Element and coordinate records:
»»
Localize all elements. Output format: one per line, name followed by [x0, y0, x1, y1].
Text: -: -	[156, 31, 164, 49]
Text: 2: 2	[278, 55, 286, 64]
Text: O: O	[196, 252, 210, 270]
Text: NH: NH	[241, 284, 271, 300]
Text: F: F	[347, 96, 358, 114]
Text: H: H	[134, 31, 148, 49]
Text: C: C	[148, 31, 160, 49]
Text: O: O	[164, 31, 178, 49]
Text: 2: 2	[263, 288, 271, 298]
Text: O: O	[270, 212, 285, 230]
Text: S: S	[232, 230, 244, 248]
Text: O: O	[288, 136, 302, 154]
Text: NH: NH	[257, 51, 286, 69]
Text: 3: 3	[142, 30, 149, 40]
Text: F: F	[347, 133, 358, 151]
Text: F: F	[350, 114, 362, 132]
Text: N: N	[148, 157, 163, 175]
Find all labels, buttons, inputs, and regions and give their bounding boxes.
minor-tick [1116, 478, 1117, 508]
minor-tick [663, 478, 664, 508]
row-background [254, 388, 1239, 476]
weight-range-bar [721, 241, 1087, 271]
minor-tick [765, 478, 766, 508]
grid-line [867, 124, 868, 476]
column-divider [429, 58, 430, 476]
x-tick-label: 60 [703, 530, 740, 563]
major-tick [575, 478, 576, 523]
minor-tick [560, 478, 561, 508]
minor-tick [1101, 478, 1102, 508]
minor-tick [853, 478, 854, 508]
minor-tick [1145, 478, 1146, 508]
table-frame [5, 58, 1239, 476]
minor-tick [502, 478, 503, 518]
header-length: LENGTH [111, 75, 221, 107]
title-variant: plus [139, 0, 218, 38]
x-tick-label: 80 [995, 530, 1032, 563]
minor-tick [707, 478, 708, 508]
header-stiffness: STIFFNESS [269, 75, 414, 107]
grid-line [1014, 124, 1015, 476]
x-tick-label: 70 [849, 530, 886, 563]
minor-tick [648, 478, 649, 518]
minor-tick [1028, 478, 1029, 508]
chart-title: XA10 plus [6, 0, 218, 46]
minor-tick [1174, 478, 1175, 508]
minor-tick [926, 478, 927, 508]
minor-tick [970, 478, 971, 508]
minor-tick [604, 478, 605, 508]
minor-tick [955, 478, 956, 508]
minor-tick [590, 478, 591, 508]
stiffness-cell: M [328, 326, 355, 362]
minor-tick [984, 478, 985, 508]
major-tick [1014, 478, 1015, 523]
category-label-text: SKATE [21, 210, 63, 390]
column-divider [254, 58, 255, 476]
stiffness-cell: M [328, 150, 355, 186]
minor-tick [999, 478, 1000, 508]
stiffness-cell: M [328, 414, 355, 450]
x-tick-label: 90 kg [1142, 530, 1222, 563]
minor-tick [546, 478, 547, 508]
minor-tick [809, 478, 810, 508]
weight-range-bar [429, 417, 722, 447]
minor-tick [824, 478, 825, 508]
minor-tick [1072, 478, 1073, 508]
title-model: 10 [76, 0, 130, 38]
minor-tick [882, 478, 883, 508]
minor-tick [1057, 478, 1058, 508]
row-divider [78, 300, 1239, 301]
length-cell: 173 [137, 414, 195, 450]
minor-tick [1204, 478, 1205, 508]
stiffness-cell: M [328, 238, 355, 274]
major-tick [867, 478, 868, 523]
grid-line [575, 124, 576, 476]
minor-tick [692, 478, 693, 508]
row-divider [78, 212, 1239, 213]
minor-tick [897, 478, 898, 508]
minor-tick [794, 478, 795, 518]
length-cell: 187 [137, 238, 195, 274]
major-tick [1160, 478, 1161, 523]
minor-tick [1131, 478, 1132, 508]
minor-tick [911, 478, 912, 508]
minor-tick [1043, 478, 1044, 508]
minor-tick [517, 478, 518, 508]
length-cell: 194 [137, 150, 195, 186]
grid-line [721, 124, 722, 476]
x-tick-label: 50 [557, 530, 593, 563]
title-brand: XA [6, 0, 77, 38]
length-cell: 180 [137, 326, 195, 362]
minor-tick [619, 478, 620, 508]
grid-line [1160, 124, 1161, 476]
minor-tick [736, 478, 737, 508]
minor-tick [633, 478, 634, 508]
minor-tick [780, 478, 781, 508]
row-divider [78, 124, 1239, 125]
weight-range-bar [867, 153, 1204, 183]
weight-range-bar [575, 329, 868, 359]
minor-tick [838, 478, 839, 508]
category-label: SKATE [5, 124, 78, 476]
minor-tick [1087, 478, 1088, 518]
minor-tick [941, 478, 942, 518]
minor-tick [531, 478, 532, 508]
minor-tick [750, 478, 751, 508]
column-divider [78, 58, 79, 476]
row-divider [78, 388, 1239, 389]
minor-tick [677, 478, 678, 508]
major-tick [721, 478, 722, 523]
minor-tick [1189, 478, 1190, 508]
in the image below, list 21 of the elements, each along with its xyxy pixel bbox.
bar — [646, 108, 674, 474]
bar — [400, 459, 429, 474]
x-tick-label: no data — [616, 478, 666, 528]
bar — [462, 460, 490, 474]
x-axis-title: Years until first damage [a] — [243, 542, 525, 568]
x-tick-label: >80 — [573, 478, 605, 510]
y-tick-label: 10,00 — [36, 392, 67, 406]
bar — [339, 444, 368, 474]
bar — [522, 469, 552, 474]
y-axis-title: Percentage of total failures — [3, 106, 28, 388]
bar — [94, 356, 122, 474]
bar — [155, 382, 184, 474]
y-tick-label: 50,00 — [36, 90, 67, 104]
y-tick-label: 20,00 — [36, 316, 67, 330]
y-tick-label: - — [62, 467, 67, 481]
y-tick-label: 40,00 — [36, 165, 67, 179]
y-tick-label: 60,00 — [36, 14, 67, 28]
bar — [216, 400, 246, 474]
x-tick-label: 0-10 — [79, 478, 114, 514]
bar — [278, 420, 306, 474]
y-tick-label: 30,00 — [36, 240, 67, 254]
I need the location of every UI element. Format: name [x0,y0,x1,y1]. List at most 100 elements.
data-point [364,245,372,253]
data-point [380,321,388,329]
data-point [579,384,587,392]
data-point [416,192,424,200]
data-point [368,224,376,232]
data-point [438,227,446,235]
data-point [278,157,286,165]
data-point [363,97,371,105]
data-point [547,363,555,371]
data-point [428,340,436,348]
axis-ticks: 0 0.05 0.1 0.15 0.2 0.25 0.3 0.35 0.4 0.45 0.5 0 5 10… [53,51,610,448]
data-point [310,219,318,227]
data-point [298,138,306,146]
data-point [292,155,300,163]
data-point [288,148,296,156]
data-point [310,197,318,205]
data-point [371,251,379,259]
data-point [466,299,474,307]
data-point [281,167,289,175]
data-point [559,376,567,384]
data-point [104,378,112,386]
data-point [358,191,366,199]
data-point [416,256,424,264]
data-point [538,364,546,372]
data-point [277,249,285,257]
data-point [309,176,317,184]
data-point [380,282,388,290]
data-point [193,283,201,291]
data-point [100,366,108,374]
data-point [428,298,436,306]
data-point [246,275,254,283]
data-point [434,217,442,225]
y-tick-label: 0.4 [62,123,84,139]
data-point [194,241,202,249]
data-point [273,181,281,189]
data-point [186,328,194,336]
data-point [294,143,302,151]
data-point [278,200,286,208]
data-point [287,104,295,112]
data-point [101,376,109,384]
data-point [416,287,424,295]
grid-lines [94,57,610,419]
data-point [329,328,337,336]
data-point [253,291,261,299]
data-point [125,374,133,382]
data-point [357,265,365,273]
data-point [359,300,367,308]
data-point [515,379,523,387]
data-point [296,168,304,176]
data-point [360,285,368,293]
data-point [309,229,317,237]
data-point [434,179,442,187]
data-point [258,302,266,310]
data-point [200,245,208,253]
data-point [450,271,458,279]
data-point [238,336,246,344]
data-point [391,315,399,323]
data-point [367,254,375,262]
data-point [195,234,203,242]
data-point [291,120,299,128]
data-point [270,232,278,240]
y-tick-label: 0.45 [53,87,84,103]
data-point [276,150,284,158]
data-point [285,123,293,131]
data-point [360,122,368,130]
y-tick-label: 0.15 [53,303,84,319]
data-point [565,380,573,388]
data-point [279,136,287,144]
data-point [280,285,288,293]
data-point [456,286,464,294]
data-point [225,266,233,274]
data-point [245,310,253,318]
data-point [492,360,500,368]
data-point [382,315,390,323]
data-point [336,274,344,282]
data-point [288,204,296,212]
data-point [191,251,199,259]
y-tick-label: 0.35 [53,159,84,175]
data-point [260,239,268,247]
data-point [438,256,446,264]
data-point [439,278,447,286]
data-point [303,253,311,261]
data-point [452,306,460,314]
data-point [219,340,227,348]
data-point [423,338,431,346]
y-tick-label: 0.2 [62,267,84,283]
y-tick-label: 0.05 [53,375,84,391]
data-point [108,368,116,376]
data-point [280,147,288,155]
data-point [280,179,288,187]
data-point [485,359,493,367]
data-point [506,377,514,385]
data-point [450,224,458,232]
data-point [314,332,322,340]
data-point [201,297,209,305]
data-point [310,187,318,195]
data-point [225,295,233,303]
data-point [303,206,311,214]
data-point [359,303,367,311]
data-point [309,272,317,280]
««
WHAT IS REQUIRED: Reproduce the records unchanged, starting with the first line and going on through the line that contains "row-background [254, 388, 1239, 476]".

FULL SOLUTION:
Localize all elements. Output format: one per line, name followed by [x0, y0, x1, y1].
Text: -: -	[156, 31, 164, 49]
Text: 2: 2	[278, 55, 286, 64]
Text: O: O	[196, 252, 210, 270]
Text: NH: NH	[241, 284, 271, 300]
Text: F: F	[347, 96, 358, 114]
Text: H: H	[134, 31, 148, 49]
Text: C: C	[148, 31, 160, 49]
Text: O: O	[164, 31, 178, 49]
Text: 2: 2	[263, 288, 271, 298]
Text: O: O	[270, 212, 285, 230]
Text: S: S	[232, 230, 244, 248]
Text: O: O	[288, 136, 302, 154]
Text: NH: NH	[257, 51, 286, 69]
Text: 3: 3	[142, 30, 149, 40]
Text: F: F	[347, 133, 358, 151]
Text: F: F	[350, 114, 362, 132]
Text: N: N	[148, 157, 163, 175]
Find all labels, buttons, inputs, and regions and give their bounding boxes.
minor-tick [1116, 478, 1117, 508]
minor-tick [663, 478, 664, 508]
row-background [254, 388, 1239, 476]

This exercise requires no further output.